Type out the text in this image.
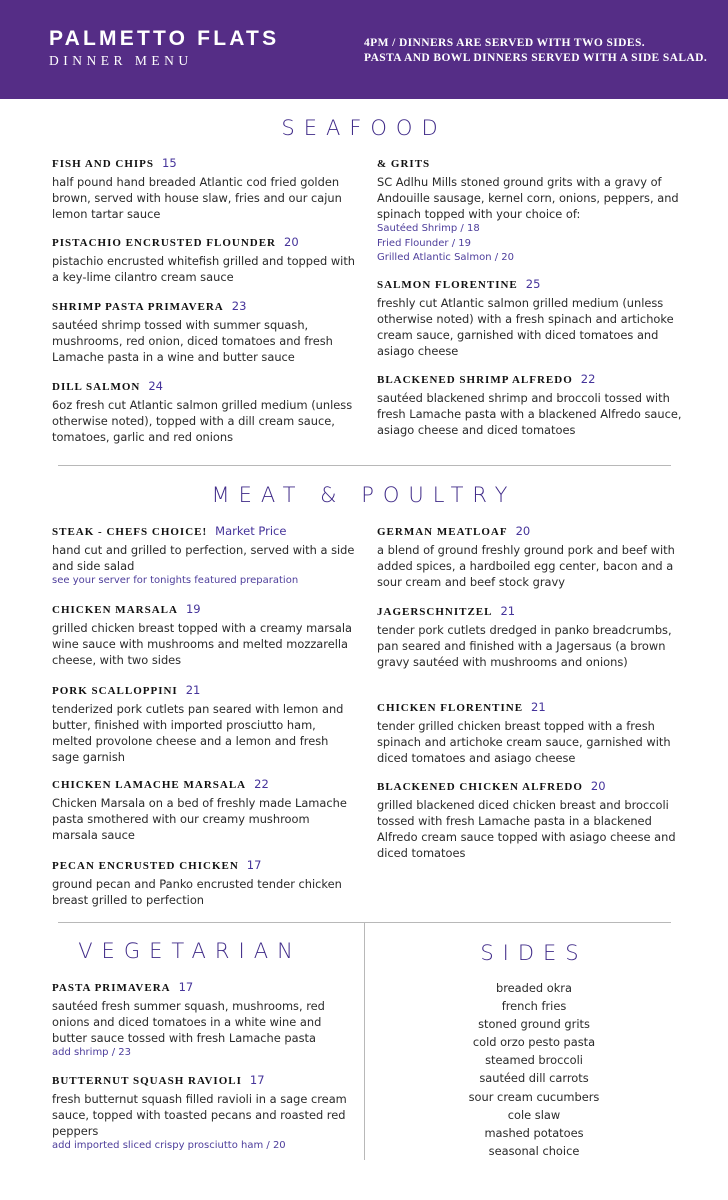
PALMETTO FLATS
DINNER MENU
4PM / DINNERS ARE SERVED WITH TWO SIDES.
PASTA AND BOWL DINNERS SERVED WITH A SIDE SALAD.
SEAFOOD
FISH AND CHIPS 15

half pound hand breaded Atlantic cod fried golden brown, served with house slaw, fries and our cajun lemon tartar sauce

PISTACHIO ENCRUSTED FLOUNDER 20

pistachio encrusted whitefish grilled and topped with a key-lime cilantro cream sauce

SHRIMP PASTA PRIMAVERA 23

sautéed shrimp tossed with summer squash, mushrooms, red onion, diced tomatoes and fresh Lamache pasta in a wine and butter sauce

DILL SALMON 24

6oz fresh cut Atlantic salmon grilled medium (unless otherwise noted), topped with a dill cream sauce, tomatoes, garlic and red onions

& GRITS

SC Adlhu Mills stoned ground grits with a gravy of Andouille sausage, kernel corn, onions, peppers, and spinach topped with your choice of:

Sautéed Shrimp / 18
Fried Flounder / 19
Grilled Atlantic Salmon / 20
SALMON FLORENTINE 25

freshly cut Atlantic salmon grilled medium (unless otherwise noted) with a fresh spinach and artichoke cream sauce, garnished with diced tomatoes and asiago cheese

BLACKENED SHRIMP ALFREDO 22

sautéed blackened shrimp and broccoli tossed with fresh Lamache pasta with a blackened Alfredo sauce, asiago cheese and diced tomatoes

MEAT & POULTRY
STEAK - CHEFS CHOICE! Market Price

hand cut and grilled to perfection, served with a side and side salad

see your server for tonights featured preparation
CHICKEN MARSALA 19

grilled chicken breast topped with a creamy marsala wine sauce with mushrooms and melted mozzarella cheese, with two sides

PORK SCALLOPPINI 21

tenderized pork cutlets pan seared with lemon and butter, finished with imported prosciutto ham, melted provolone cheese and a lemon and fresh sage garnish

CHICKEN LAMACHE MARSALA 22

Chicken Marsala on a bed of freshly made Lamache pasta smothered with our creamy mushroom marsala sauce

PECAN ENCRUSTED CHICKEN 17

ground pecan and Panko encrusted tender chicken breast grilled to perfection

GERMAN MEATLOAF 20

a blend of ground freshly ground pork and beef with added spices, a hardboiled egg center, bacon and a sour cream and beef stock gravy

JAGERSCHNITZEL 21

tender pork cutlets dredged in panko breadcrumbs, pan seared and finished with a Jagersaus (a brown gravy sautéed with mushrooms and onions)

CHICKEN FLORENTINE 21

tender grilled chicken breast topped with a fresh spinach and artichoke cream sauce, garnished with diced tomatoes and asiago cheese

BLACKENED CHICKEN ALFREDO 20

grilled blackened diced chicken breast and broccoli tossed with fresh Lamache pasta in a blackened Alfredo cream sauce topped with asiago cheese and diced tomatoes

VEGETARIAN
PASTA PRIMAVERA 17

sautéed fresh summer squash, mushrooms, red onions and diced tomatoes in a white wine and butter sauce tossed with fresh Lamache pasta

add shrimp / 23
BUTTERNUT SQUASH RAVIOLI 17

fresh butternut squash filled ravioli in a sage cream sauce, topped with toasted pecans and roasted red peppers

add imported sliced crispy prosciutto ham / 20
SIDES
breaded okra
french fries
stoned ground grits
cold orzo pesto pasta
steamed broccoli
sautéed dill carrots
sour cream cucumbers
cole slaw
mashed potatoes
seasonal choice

Exercise description: Every line above that contains the word "brown" should be reported.

Reply to the exercise:
half pound hand breaded Atlantic cod fried golden brown, served with house slaw, fries and our cajun lemon tartar sauce
tender pork cutlets dredged in panko breadcrumbs, pan seared and finished with a Jagersaus (a brown gravy sautéed with mushrooms and onions)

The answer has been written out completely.